#### Given information
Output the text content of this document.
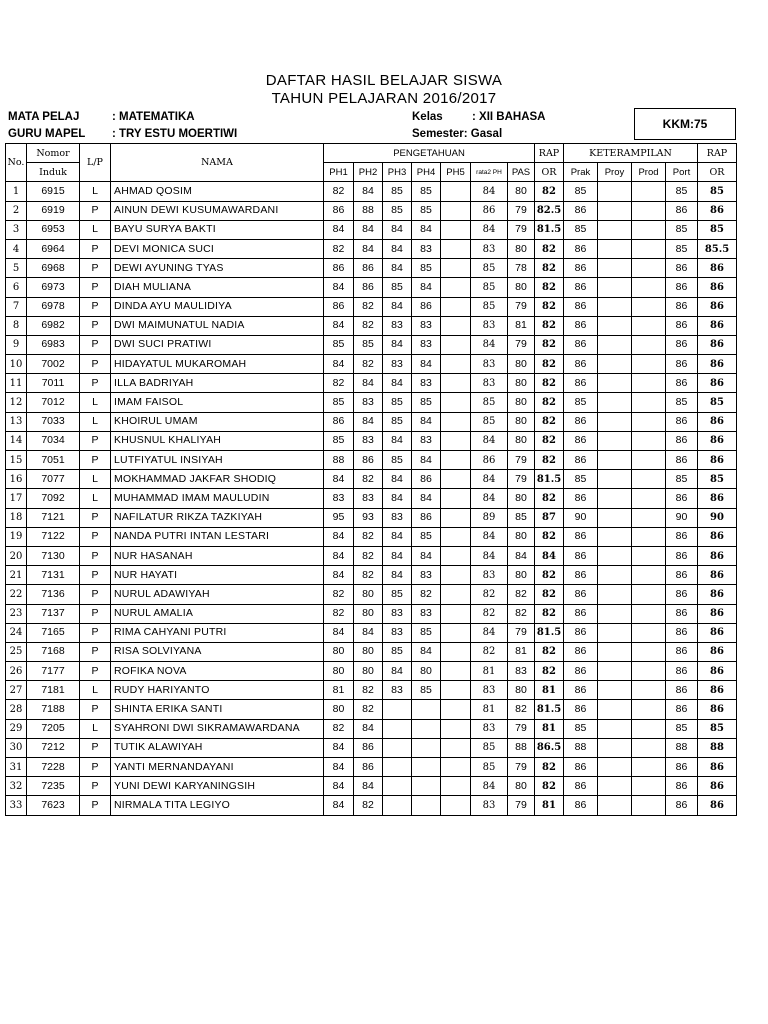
DAFTAR HASIL BELAJAR SISWA
TAHUN PELAJARAN 2016/2017
MATA PELAJ	: MATEMATIKA
GURU MAPEL : TRY ESTU MOERTIWI
Kelas	: XII BAHASA
Semester: Gasal
KKM:75
No.	Nomor	L/P	NAMA	PENGETAHUAN							RAP	KETERAMPILAN				RAP
	Induk			PH1	PH2	PH3	PH4	PH5	rata2 PH	PAS	OR	Prak	Proy	Prod	Port	OR
1	6915	L	AHMAD QOSIM	82	84	85	85		84	80	82	85			85	85
2	6919	P	AINUN DEWI KUSUMAWARDANI	86	88	85	85		86	79	82.5	86			86	86
3	6953	L	BAYU SURYA BAKTI	84	84	84	84		84	79	81.5	85			85	85
4	6964	P	DEVI MONICA SUCI	82	84	84	83		83	80	82	86			85	85.5
5	6968	P	DEWI AYUNING TYAS	86	86	84	85		85	78	82	86			86	86
6	6973	P	DIAH MULIANA	84	86	85	84		85	80	82	86			86	86
7	6978	P	DINDA AYU MAULIDIYA	86	82	84	86		85	79	82	86			86	86
8	6982	P	DWI MAIMUNATUL NADIA	84	82	83	83		83	81	82	86			86	86
9	6983	P	DWI SUCI PRATIWI	85	85	84	83		84	79	82	86			86	86
10	7002	P	HIDAYATUL MUKAROMAH	84	82	83	84		83	80	82	86			86	86
11	7011	P	ILLA BADRIYAH	82	84	84	83		83	80	82	86			86	86
12	7012	L	IMAM FAISOL	85	83	85	85		85	80	82	85			85	85
13	7033	L	KHOIRUL UMAM	86	84	85	84		85	80	82	86			86	86
14	7034	P	KHUSNUL KHALIYAH	85	83	84	83		84	80	82	86			86	86
15	7051	P	LUTFIYATUL INSIYAH	88	86	85	84		86	79	82	86			86	86
16	7077	L	MOKHAMMAD JAKFAR SHODIQ	84	82	84	86		84	79	81.5	85			85	85
17	7092	L	MUHAMMAD IMAM MAULUDIN	83	83	84	84		84	80	82	86			86	86
18	7121	P	NAFILATUR RIKZA TAZKIYAH	95	93	83	86		89	85	87	90			90	90
19	7122	P	NANDA PUTRI INTAN LESTARI	84	82	84	85		84	80	82	86			86	86
20	7130	P	NUR HASANAH	84	82	84	84		84	84	84	86			86	86
21	7131	P	NUR HAYATI	84	82	84	83		83	80	82	86			86	86
22	7136	P	NURUL ADAWIYAH	82	80	85	82		82	82	82	86			86	86
23	7137	P	NURUL AMALIA	82	80	83	83		82	82	82	86			86	86
24	7165	P	RIMA CAHYANI PUTRI	84	84	83	85		84	79	81.5	86			86	86
25	7168	P	RISA SOLVIYANA	80	80	85	84		82	81	82	86			86	86
26	7177	P	ROFIKA NOVA	80	80	84	80		81	83	82	86			86	86
27	7181	L	RUDY HARIYANTO	81	82	83	85		83	80	81	86			86	86
28	7188	P	SHINTA ERIKA SANTI	80	82				81	82	81.5	86			86	86
29	7205	L	SYAHRONI DWI SIKRAMAWARDANA	82	84				83	79	81	85			85	85
30	7212	P	TUTIK ALAWIYAH	84	86				85	88	86.5	88			88	88
31	7228	P	YANTI MERNANDAYANI	84	86				85	79	82	86			86	86
32	7235	P	YUNI DEWI KARYANINGSIH	84	84				84	80	82	86			86	86
33	7623	P	NIRMALA TITA LEGIYO	84	82				83	79	81	86			86	86
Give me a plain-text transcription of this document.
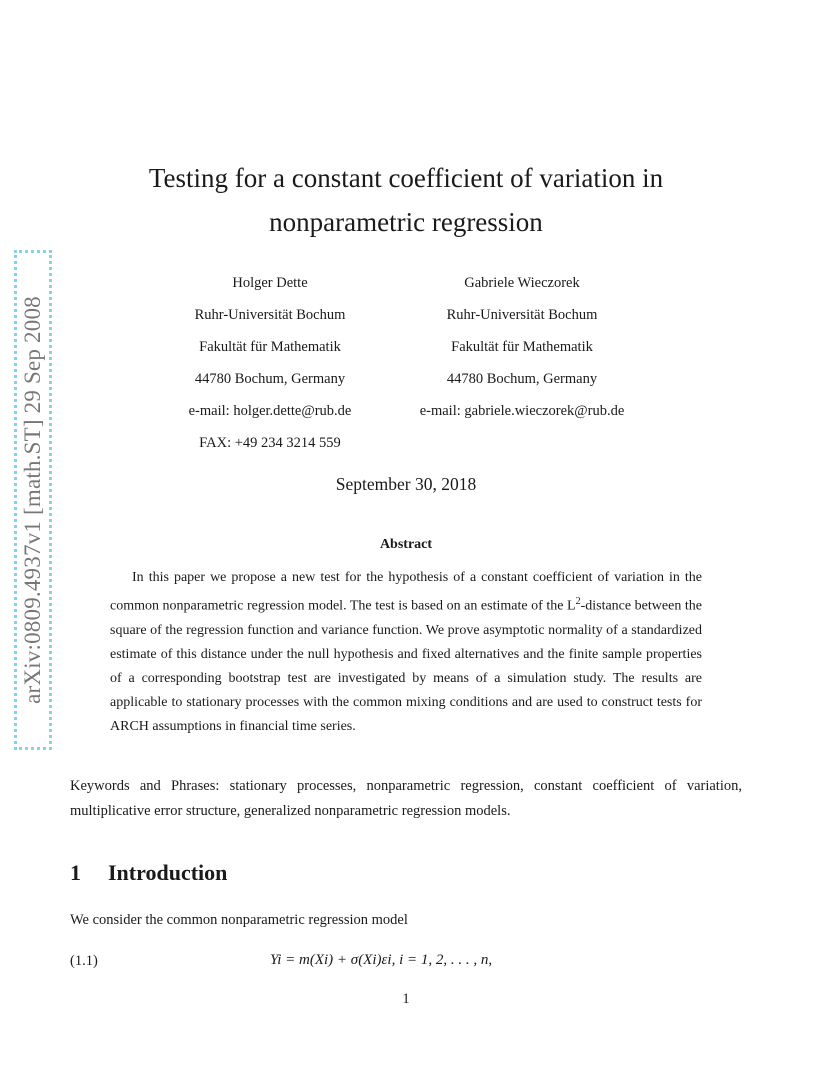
arXiv:0809.4937v1 [math.ST] 29 Sep 2008
Testing for a constant coefficient of variation in
nonparametric regression
Holger Dette
Ruhr-Universität Bochum
Fakultät für Mathematik
44780 Bochum, Germany
e-mail: holger.dette@rub.de
FAX: +49 234 3214 559
Gabriele Wieczorek
Ruhr-Universität Bochum
Fakultät für Mathematik
44780 Bochum, Germany
e-mail: gabriele.wieczorek@rub.de
September 30, 2018
Abstract
In this paper we propose a new test for the hypothesis of a constant coefficient of variation in the common nonparametric regression model. The test is based on an estimate of the $L^2$-distance between the square of the regression function and variance function. We prove asymptotic normality of a standardized estimate of this distance under the null hypothesis and fixed alternatives and the finite sample properties of a corresponding bootstrap test are investigated by means of a simulation study. The results are applicable to stationary processes with the common mixing conditions and are used to construct tests for ARCH assumptions in financial time series.
Keywords and Phrases: stationary processes, nonparametric regression, constant coefficient of variation, multiplicative error structure, generalized nonparametric regression models.
1 Introduction
We consider the common nonparametric regression model
(1.1)	Yi = m(Xi) + σ(Xi)εi, i = 1, 2, . . . , n,
1
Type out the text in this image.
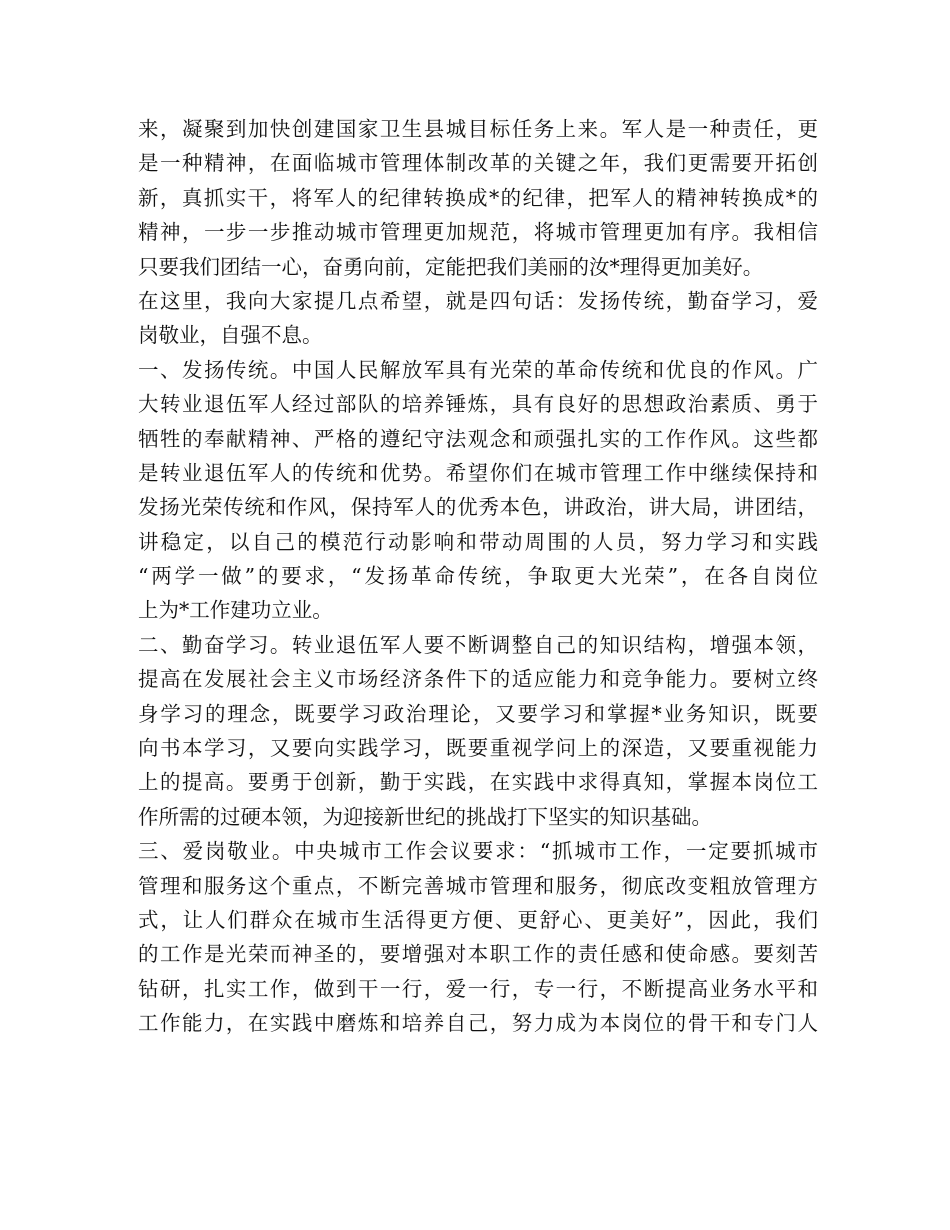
来，凝聚到加快创建国家卫生县城目标任务上来。军人是一种责任，更
是一种精神，在面临城市管理体制改革的关键之年，我们更需要开拓创
新，真抓实干，将军人的纪律转换成*的纪律，把军人的精神转换成*的
精神，一步一步推动城市管理更加规范，将城市管理更加有序。我相信
只要我们团结一心，奋勇向前，定能把我们美丽的汝*理得更加美好。
在这里，我向大家提几点希望，就是四句话：发扬传统，勤奋学习，爱
岗敬业，自强不息。
一、发扬传统。中国人民解放军具有光荣的革命传统和优良的作风。广
大转业退伍军人经过部队的培养锤炼，具有良好的思想政治素质、勇于
牺牲的奉献精神、严格的遵纪守法观念和顽强扎实的工作作风。这些都
是转业退伍军人的传统和优势。希望你们在城市管理工作中继续保持和
发扬光荣传统和作风，保持军人的优秀本色，讲政治，讲大局，讲团结，
讲稳定，以自己的模范行动影响和带动周围的人员，努力学习和实践
“两学一做”的要求，“发扬革命传统，争取更大光荣”，在各自岗位
上为*工作建功立业。
二、勤奋学习。转业退伍军人要不断调整自己的知识结构，增强本领，
提高在发展社会主义市场经济条件下的适应能力和竞争能力。要树立终
身学习的理念，既要学习政治理论，又要学习和掌握*业务知识，既要
向书本学习，又要向实践学习，既要重视学问上的深造，又要重视能力
上的提高。要勇于创新，勤于实践，在实践中求得真知，掌握本岗位工
作所需的过硬本领，为迎接新世纪的挑战打下坚实的知识基础。
三、爱岗敬业。中央城市工作会议要求：“抓城市工作，一定要抓城市
管理和服务这个重点，不断完善城市管理和服务，彻底改变粗放管理方
式，让人们群众在城市生活得更方便、更舒心、更美好”，因此，我们
的工作是光荣而神圣的，要增强对本职工作的责任感和使命感。要刻苦
钻研，扎实工作，做到干一行，爱一行，专一行，不断提高业务水平和
工作能力，在实践中磨炼和培养自己，努力成为本岗位的骨干和专门人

#### What is expected
Images should not appear in the copy; retype the listing above exactly.

#### Full solution
Output the text content of this document.
DAFTAR HASIL BELAJAR SISWA
TAHUN PELAJARAN 2016/2017
MATA PELAJ	: MATEMATIKA
GURU MAPEL : TRY ESTU MOERTIWI
Kelas	: XII BAHASA
Semester: Gasal
KKM:75
No.	Nomor	L/P	NAMA	PENGETAHUAN							RAP	KETERAMPILAN				RAP
	Induk			PH1	PH2	PH3	PH4	PH5	rata2 PH	PAS	OR	Prak	Proy	Prod	Port	OR
1	6915	L	AHMAD QOSIM	82	84	85	85		84	80	82	85			85	85
2	6919	P	AINUN DEWI KUSUMAWARDANI	86	88	85	85		86	79	82.5	86			86	86
3	6953	L	BAYU SURYA BAKTI	84	84	84	84		84	79	81.5	85			85	85
4	6964	P	DEVI MONICA SUCI	82	84	84	83		83	80	82	86			85	85.5
5	6968	P	DEWI AYUNING TYAS	86	86	84	85		85	78	82	86			86	86
6	6973	P	DIAH MULIANA	84	86	85	84		85	80	82	86			86	86
7	6978	P	DINDA AYU MAULIDIYA	86	82	84	86		85	79	82	86			86	86
8	6982	P	DWI MAIMUNATUL NADIA	84	82	83	83		83	81	82	86			86	86
9	6983	P	DWI SUCI PRATIWI	85	85	84	83		84	79	82	86			86	86
10	7002	P	HIDAYATUL MUKAROMAH	84	82	83	84		83	80	82	86			86	86
11	7011	P	ILLA BADRIYAH	82	84	84	83		83	80	82	86			86	86
12	7012	L	IMAM FAISOL	85	83	85	85		85	80	82	85			85	85
13	7033	L	KHOIRUL UMAM	86	84	85	84		85	80	82	86			86	86
14	7034	P	KHUSNUL KHALIYAH	85	83	84	83		84	80	82	86			86	86
15	7051	P	LUTFIYATUL INSIYAH	88	86	85	84		86	79	82	86			86	86
16	7077	L	MOKHAMMAD JAKFAR SHODIQ	84	82	84	86		84	79	81.5	85			85	85
17	7092	L	MUHAMMAD IMAM MAULUDIN	83	83	84	84		84	80	82	86			86	86
18	7121	P	NAFILATUR RIKZA TAZKIYAH	95	93	83	86		89	85	87	90			90	90
19	7122	P	NANDA PUTRI INTAN LESTARI	84	82	84	85		84	80	82	86			86	86
20	7130	P	NUR HASANAH	84	82	84	84		84	84	84	86			86	86
21	7131	P	NUR HAYATI	84	82	84	83		83	80	82	86			86	86
22	7136	P	NURUL ADAWIYAH	82	80	85	82		82	82	82	86			86	86
23	7137	P	NURUL AMALIA	82	80	83	83		82	82	82	86			86	86
24	7165	P	RIMA CAHYANI PUTRI	84	84	83	85		84	79	81.5	86			86	86
25	7168	P	RISA SOLVIYANA	80	80	85	84		82	81	82	86			86	86
26	7177	P	ROFIKA NOVA	80	80	84	80		81	83	82	86			86	86
27	7181	L	RUDY HARIYANTO	81	82	83	85		83	80	81	86			86	86
28	7188	P	SHINTA ERIKA SANTI	80	82				81	82	81.5	86			86	86
29	7205	L	SYAHRONI DWI SIKRAMAWARDANA	82	84				83	79	81	85			85	85
30	7212	P	TUTIK ALAWIYAH	84	86				85	88	86.5	88			88	88
31	7228	P	YANTI MERNANDAYANI	84	86				85	79	82	86			86	86
32	7235	P	YUNI DEWI KARYANINGSIH	84	84				84	80	82	86			86	86
33	7623	P	NIRMALA TITA LEGIYO	84	82				83	79	81	86			86	86
Give me a plain-text transcription of this document.
arXiv:0809.4937v1 [math.ST] 29 Sep 2008
Testing for a constant coefficient of variation in
nonparametric regression
Holger Dette
Ruhr-Universität Bochum
Fakultät für Mathematik
44780 Bochum, Germany
e-mail: holger.dette@rub.de
FAX: +49 234 3214 559
Gabriele Wieczorek
Ruhr-Universität Bochum
Fakultät für Mathematik
44780 Bochum, Germany
e-mail: gabriele.wieczorek@rub.de
September 30, 2018
Abstract
In this paper we propose a new test for the hypothesis of a constant coefficient of variation in the common nonparametric regression model. The test is based on an estimate of the $L^2$-distance between the square of the regression function and variance function. We prove asymptotic normality of a standardized estimate of this distance under the null hypothesis and fixed alternatives and the finite sample properties of a corresponding bootstrap test are investigated by means of a simulation study. The results are applicable to stationary processes with the common mixing conditions and are used to construct tests for ARCH assumptions in financial time series.
Keywords and Phrases: stationary processes, nonparametric regression, constant coefficient of variation, multiplicative error structure, generalized nonparametric regression models.
1 Introduction
We consider the common nonparametric regression model
(1.1)	Yi = m(Xi) + σ(Xi)εi, i = 1, 2, . . . , n,
1
Type out the text in this image.
来，凝聚到加快创建国家卫生县城目标任务上来。军人是一种责任，更
是一种精神，在面临城市管理体制改革的关键之年，我们更需要开拓创
新，真抓实干，将军人的纪律转换成*的纪律，把军人的精神转换成*的
精神，一步一步推动城市管理更加规范，将城市管理更加有序。我相信
只要我们团结一心，奋勇向前，定能把我们美丽的汝*理得更加美好。
在这里，我向大家提几点希望，就是四句话：发扬传统，勤奋学习，爱
岗敬业，自强不息。
一、发扬传统。中国人民解放军具有光荣的革命传统和优良的作风。广
大转业退伍军人经过部队的培养锤炼，具有良好的思想政治素质、勇于
牺牲的奉献精神、严格的遵纪守法观念和顽强扎实的工作作风。这些都
是转业退伍军人的传统和优势。希望你们在城市管理工作中继续保持和
发扬光荣传统和作风，保持军人的优秀本色，讲政治，讲大局，讲团结，
讲稳定，以自己的模范行动影响和带动周围的人员，努力学习和实践
“两学一做”的要求，“发扬革命传统，争取更大光荣”，在各自岗位
上为*工作建功立业。
二、勤奋学习。转业退伍军人要不断调整自己的知识结构，增强本领，
提高在发展社会主义市场经济条件下的适应能力和竞争能力。要树立终
身学习的理念，既要学习政治理论，又要学习和掌握*业务知识，既要
向书本学习，又要向实践学习，既要重视学问上的深造，又要重视能力
上的提高。要勇于创新，勤于实践，在实践中求得真知，掌握本岗位工
作所需的过硬本领，为迎接新世纪的挑战打下坚实的知识基础。
三、爱岗敬业。中央城市工作会议要求：“抓城市工作，一定要抓城市
管理和服务这个重点，不断完善城市管理和服务，彻底改变粗放管理方
式，让人们群众在城市生活得更方便、更舒心、更美好”，因此，我们
的工作是光荣而神圣的，要增强对本职工作的责任感和使命感。要刻苦
钻研，扎实工作，做到干一行，爱一行，专一行，不断提高业务水平和
工作能力，在实践中磨炼和培养自己，努力成为本岗位的骨干和专门人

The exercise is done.